- _GIVEN TEXT_:
┄┄┄┄┄┄┄┄┄┄┄┄┄┄┄┄┄┄┄┄

Local anonymized datasets were sent out to the National Center of Epidemiology, Carlos III Institute of Health (Madrid, Spain) to build the study’s database. Descriptive statistics (i.e. measures of central tendency and dispersion, proportions) were used to characterize the sample. The Shapiro-Francia test showed that the data were not normally distributed.

The frequency of each aspect of the disease assessed by the PDCS and the MDS-UPDRS was expressed by the percentage of patients with a score ≥1 (indicating presence of the manifestation). Given that in the PDCS there are items encompassing several items of the MDS-UPDRS, combined scores (sum) of the latter were calculated to compare with the corresponding scores of the PDCS. These combinations were: PDCS Motor examination-Bradykinesia: MDS-UPDRS Part III-Items 4, 5, 6, 7, 8, and 14; PDCS Motor examination-Tremor: MDS-UPDRS Part III-Items 15, 16, 17, and 18; PDCS Non-Motor symptoms-Depression/Anxiety: MDS-UPDRS Part I-Items 3 and 4; PDCS Treatment complications-Dyskinesias: MDS-UPDRS Part IV-Items 1 and 2; and PDCS Treatment complications-ON/OFF: MDS-UPDRS Part IV-Items 3 and 4.

┄┄┄┄┄┄┄┄┄┄┄┄┄┄┄┄┄┄┄┄

- _ENTRIES SHOWN_:
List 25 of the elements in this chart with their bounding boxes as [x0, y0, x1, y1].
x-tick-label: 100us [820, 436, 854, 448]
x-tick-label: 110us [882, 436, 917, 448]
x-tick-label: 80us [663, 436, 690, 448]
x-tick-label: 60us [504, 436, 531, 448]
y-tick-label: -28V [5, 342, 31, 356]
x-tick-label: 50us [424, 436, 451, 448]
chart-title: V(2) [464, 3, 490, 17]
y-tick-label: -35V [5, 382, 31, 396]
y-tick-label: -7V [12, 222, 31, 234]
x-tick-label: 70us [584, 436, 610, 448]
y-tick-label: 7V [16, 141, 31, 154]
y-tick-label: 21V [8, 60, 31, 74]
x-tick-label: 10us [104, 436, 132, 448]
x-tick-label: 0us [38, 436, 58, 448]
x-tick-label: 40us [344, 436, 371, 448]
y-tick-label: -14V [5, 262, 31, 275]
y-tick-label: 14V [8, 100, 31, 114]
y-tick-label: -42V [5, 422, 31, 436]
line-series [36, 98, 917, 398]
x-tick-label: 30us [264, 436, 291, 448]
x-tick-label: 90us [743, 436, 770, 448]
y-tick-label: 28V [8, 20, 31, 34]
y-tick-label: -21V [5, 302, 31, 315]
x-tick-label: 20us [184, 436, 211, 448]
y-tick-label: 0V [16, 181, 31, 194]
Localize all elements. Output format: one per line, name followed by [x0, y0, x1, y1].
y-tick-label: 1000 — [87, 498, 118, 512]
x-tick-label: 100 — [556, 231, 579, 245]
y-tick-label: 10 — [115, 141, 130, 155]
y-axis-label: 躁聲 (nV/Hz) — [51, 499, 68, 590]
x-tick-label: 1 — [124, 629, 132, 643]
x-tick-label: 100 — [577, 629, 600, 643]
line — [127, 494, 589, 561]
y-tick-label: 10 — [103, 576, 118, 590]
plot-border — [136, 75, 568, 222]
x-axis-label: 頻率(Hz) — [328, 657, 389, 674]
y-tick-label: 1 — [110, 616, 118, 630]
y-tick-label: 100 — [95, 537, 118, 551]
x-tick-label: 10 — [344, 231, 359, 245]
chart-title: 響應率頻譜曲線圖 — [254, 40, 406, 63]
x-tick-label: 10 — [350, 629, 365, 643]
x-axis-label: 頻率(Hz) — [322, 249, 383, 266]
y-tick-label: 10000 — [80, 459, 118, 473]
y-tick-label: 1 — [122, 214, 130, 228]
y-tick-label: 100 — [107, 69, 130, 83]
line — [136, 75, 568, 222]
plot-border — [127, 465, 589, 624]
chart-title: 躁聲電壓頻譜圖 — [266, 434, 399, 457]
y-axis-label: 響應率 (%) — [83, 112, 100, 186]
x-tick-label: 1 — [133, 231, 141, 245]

┄┄┄┄┄┄┄┄┄┄┄┄┄┄┄┄┄┄┄┄

- _WORK INSTRUCTION A_:
Answer these questions from the text on PDCS and MDS-UPDRS scoring:
(i) Where were the local anonymized datasets sent?
(ii) Which test showed that the data were not normally distributed?
(iii) Which MDS-UPDRS items were combined to compare with PDCS Motor examination-Tremor?
- _WORK INSTRUCTION B_: Write a continuation of the text on PDCS and MDS-UPDRS scoring, beginning after its final sentence.
The records were drawn from a separate source, unrelated to the text on PDCS and MDS-UPDRS scoring.

- _EXERCISE OUTPUT A_:
(i) The National Center of Epidemiology, Carlos III Institute of Health (Madrid, Spain).
(ii) The Shapiro-Francia test.
(iii) MDS-UPDRS Part III, Items 15, 16, 17, and 18.

- _EXERCISE OUTPUT B_:
The sample was categorized into subtypes (TD, PIGD, and Indeterminate) on the MDS-UPDRS scores, following the method proposed by Stebbins et al.¹⁹ Kruskal-Wallis equality-of-populations rank test was used to assess differences in the PDCS domains and total score among the three subtypes. In addition, a ratio between means of the PDCS items Tremor/(Gait + Balance/Postural instability + Freezing), similar to the ratio of the MDS-UPDRS used to determine the PD subtypes, was calculated. Next, this ratio was broken down according to the established MDS-UPDRS subtypes, by means of ROC analysis, to determine cut-off points and, subsequently, the subtypes based on the PDCS scores. The concordance and correlation between both subtype classifications (MDS-UPDRS- and PDCS-based) was examined by means of weighted kappa with quadratic weights, Kendall’s concordance and Spearman rank correlation coefficients. Considering the structural differences between the scales, it was hypothesized a moderate to high agreement of both classifications.
Severity categories (mild, moderate, and severe) were established in the sample according to the other scales in the study that had previously defined cut-off points for this classification (HY, CISI-PD, MDS-UPSDRS).^21,22 To determine cut-off points in the PDCS and subscales total scores to group the patients according to these severity levels, ROC analyses of the PDCS scores were applied in each of these scenarios. The cut-off points of the PDCS scores were identified as those with simultaneous maximum sensitivity and specificity between mild and moderate and between moderate and severe. Later, a comparison between the PDCS scores corresponding to the three severity levels established by the other scales was carried out (Kruskal-Wallis test).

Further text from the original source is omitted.